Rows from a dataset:
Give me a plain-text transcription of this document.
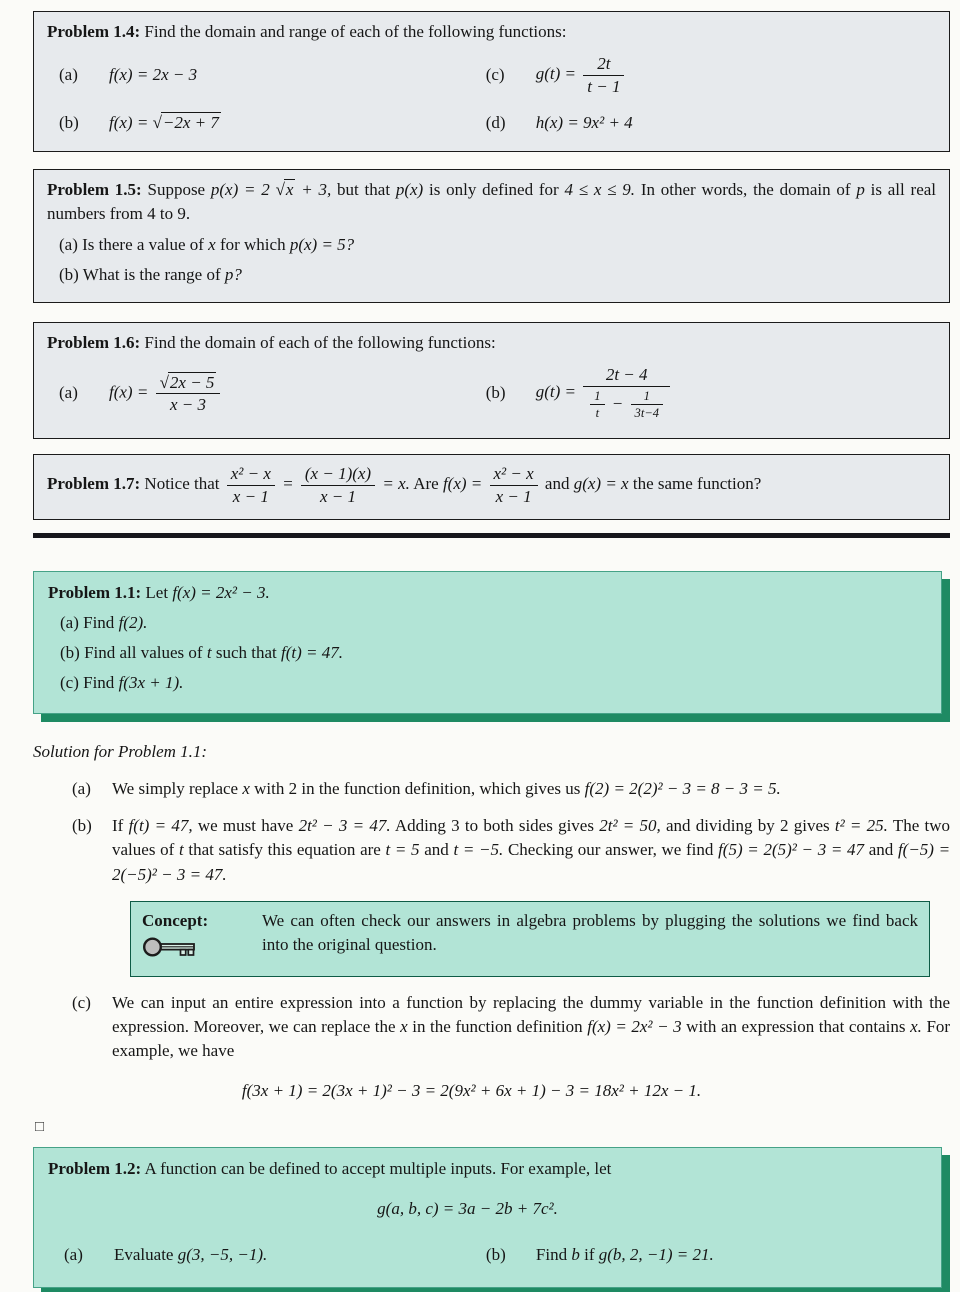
Problem 1.4: Find the domain and range of each of the following functions:
(a)	f(x) = 2x − 3
(b)	f(x) = √−2x + 7
(c)	$g(t) = \frac{2t}{t - 1}$
(d)	h(x) = 9x² + 4
Problem 1.5: Suppose p(x) = 2 √x + 3, but that p(x) is only defined for 4 ≤ x ≤ 9. In other words, the domain of p is all real numbers from 4 to 9.
(a) Is there a value of x for which p(x) = 5?
(b) What is the range of p?
Problem 1.6: Find the domain of each of the following functions:
(a)	$f(x) = \frac{√2x - 5}{x - 3}$	(b)	$g(t) = \frac{2t - 4}{\frac{1}{t} - \frac{1}{3t-4}}$
Problem 1.7: Notice that $\frac{\text{x² − x}}{x - 1} = \frac{(x - 1)(x)}{x - 1} = x$. Are $f(x) = \frac{\text{x² − x}}{x - 1}$ and g(x) = x the same function?
Problem 1.1: Let f(x) = 2x² − 3.
(a) Find f(2).
(b) Find all values of t such that f(t) = 47.
(c) Find f(3x + 1).
Solution for Problem 1.1:
(a)	We simply replace x with 2 in the function definition, which gives us f(2) = 2(2)² − 3 = 8 − 3 = 5.
(b)	If f(t) = 47, we must have 2t² − 3 = 47. Adding 3 to both sides gives 2t² = 50, and dividing by 2 gives t² = 25. The two values of t that satisfy this equation are t = 5 and t = −5. Checking our answer, we find f(5) = 2(5)² − 3 = 47 and f(−5) = 2(−5)² − 3 = 47.
Concept:	We can often check our answers in algebra problems by plugging the solutions we find back into the original question.
(c)	We can input an entire expression into a function by replacing the dummy variable in the function definition with the expression. Moreover, we can replace the x in the function definition f(x) = 2x² − 3 with an expression that contains x. For example, we have
f(3x + 1) = 2(3x + 1)² − 3 = 2(9x² + 6x + 1) − 3 = 18x² + 12x − 1.
□
Problem 1.2: A function can be defined to accept multiple inputs. For example, let
g(a, b, c) = 3a − 2b + 7c².
(a)	Evaluate g(3, −5, −1).	(b)	Find b if g(b, 2, −1) = 21.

• [Directions for this task]: Find the word "functions" in the records and pull out each line that has it.

• [Full output]:
Problem 1.4: Find the domain and range of each of the following functions:
Problem 1.6: Find the domain of each of the following functions:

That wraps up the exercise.